● **Exercise requirements**
Extract every line that contains the word "mCherry".

Start Supplied data

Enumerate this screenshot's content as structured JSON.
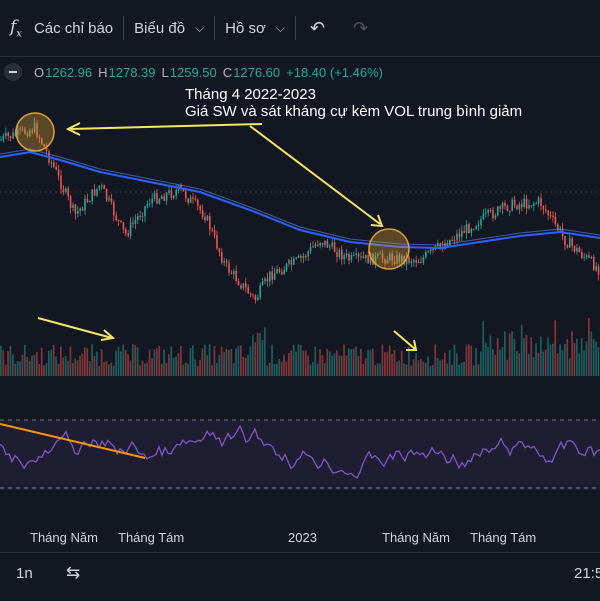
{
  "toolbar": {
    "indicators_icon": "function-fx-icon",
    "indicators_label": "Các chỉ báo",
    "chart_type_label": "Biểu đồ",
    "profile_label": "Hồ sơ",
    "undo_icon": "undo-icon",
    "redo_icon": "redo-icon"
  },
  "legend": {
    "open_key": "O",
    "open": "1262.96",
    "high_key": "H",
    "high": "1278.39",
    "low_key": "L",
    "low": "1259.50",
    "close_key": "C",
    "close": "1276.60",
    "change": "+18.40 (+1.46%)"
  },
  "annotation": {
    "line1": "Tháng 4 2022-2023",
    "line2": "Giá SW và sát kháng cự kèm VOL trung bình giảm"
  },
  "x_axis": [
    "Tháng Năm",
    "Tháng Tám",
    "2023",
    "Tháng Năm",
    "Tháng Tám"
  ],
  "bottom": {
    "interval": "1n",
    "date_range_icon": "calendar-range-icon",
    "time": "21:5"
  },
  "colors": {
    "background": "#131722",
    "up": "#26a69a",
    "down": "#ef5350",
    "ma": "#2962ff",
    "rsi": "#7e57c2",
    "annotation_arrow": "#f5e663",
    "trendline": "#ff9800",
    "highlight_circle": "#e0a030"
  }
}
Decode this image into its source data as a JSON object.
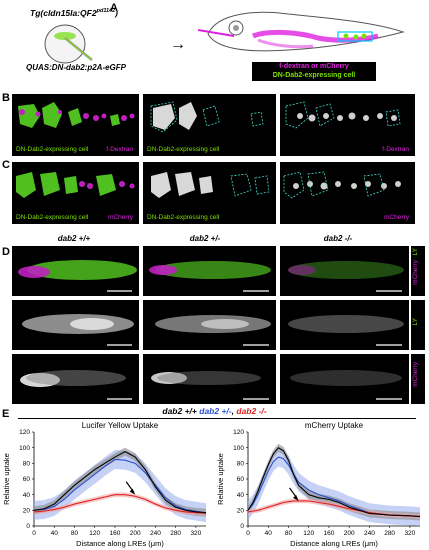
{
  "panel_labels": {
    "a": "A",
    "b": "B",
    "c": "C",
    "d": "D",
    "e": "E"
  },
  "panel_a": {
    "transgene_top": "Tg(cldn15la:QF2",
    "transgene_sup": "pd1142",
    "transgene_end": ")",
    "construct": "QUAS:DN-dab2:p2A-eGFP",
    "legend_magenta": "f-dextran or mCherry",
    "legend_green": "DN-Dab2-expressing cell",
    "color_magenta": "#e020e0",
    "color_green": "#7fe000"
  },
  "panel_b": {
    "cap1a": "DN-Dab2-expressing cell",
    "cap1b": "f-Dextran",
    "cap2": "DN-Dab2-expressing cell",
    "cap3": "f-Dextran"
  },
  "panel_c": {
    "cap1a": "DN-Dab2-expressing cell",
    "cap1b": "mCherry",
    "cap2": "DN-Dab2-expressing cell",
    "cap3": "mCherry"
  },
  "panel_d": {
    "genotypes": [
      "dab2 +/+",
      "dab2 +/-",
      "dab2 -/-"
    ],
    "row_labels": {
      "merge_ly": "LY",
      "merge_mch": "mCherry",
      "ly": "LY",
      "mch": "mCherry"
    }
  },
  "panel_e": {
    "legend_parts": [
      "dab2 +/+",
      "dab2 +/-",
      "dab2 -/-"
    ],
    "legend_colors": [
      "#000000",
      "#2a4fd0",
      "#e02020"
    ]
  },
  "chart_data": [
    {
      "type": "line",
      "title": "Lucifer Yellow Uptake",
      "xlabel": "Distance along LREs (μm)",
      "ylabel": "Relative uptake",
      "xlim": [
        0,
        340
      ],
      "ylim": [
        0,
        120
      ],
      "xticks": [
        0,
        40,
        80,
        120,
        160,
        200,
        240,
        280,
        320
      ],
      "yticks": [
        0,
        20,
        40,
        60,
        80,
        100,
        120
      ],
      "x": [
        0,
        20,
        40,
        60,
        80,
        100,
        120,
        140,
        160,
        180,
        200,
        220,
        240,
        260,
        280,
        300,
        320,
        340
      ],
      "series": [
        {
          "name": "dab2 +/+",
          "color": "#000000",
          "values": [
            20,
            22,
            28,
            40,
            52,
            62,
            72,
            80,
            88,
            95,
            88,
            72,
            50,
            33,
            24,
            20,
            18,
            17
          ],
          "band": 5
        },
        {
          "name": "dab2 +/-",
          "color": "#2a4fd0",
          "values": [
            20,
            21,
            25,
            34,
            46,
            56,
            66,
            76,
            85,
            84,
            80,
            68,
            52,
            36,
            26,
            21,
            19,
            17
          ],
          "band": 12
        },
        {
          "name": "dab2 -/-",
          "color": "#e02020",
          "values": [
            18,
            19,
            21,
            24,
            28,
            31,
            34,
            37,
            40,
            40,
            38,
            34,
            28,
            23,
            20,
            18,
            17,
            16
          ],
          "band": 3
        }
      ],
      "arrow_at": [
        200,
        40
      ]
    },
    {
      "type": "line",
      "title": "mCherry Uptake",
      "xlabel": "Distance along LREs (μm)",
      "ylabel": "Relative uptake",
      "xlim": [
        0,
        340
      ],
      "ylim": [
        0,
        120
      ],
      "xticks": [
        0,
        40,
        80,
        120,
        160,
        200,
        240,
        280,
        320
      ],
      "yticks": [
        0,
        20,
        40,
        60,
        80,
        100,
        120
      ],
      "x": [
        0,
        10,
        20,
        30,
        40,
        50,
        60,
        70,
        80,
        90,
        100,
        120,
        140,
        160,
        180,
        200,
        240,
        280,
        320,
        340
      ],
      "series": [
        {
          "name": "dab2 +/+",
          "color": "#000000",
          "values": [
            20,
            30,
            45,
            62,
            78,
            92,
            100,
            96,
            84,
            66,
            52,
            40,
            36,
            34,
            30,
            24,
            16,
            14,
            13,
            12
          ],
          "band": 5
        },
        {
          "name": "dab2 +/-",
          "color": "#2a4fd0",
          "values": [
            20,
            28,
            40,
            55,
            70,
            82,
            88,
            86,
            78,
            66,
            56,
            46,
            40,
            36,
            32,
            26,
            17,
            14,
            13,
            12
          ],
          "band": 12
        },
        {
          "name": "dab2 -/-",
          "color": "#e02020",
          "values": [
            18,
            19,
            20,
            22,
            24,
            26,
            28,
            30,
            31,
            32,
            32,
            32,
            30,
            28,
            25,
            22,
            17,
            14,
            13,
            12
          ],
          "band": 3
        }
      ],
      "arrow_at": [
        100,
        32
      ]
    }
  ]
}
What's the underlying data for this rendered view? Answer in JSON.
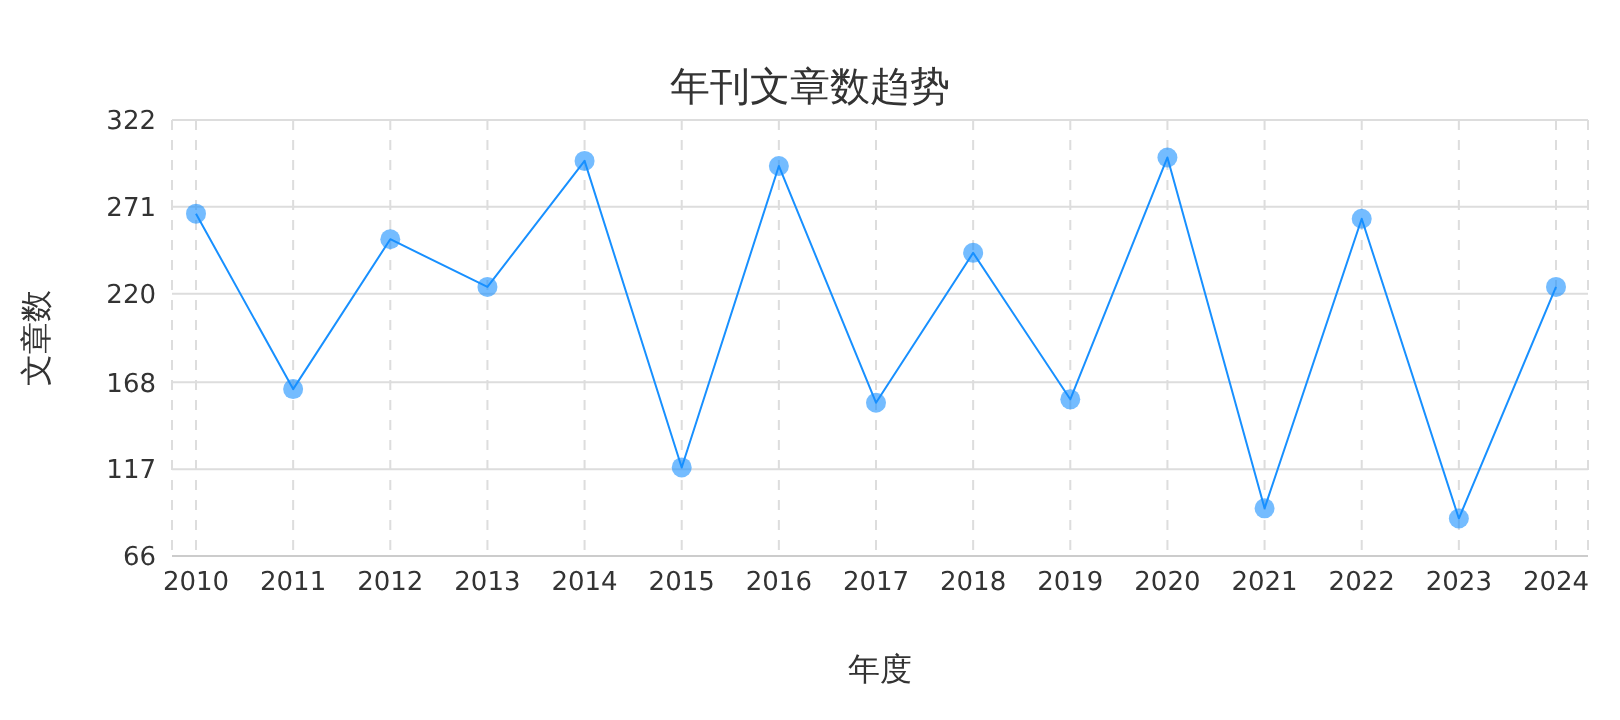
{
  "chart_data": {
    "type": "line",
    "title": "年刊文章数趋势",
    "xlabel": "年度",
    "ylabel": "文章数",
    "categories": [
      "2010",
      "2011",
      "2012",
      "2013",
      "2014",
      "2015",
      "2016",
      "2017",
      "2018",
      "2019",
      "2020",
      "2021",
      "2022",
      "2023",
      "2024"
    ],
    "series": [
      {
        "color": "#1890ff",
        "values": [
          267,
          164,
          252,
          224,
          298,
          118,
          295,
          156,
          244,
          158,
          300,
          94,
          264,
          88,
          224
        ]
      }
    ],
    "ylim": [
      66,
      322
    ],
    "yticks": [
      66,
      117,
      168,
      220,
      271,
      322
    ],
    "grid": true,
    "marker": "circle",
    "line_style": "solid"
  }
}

End Supplied data

● **Reply to the task**
    "legend_magenta": "f-dextran or mCherry",
    "cap1b": "mCherry",
    "cap3": "mCherry"
      "merge_mch": "mCherry",
      "mch": "mCherry"
      "title": "mCherry Uptake",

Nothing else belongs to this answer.